* [Written task] Omit every picture while repeating the entries exactly.

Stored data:
>> start
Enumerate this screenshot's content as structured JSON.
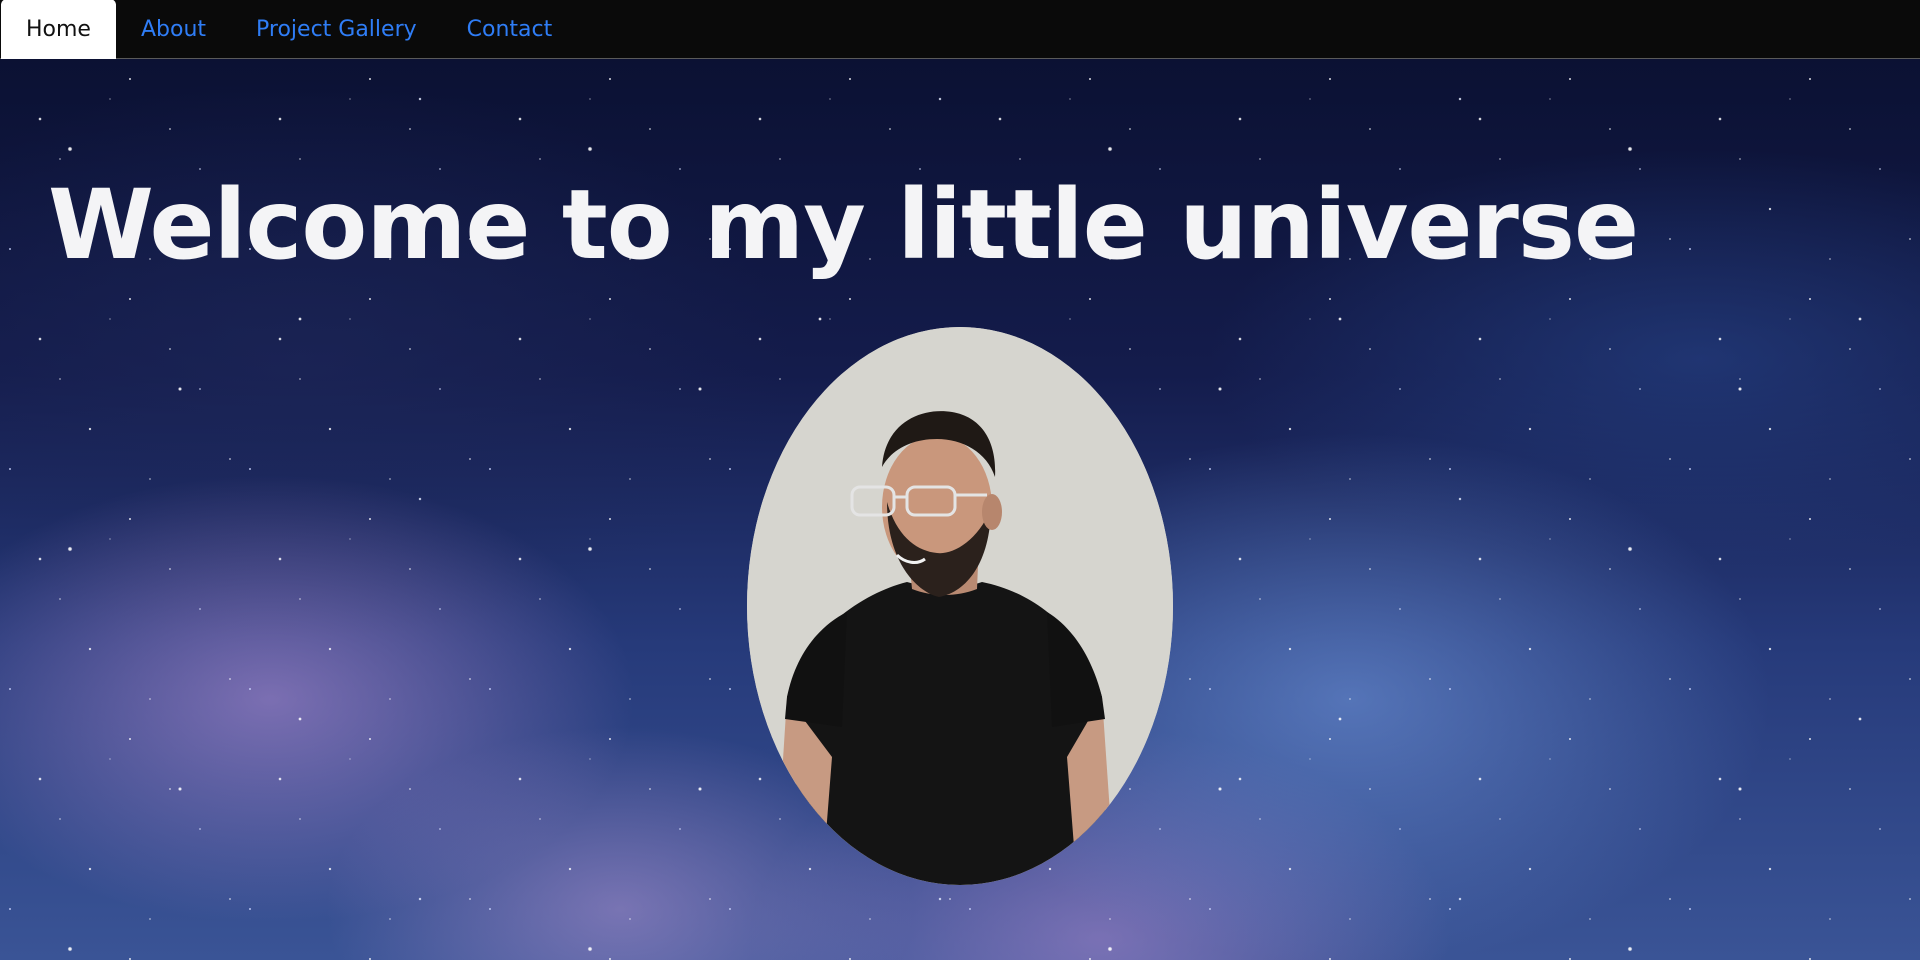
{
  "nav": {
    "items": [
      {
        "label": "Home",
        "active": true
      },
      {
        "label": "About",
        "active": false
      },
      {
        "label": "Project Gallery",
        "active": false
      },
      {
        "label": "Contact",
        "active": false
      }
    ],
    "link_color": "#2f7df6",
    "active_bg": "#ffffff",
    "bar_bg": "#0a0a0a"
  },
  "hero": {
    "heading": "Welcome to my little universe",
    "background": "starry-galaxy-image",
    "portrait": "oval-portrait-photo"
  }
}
>> end
* [Reply to the task]
Enumerate this screenshot's content as structured JSON.
{
  "nav": {
    "items": [
      {
        "label": "Home",
        "active": true
      },
      {
        "label": "About",
        "active": false
      },
      {
        "label": "Project Gallery",
        "active": false
      },
      {
        "label": "Contact",
        "active": false
      }
    ],
    "link_color": "#2f7df6",
    "active_bg": "#ffffff",
    "bar_bg": "#0a0a0a"
  },
  "hero": {
    "heading": "Welcome to my little universe",
    "background": "starry-galaxy-image",
    "portrait": "oval-portrait-photo"
  }
}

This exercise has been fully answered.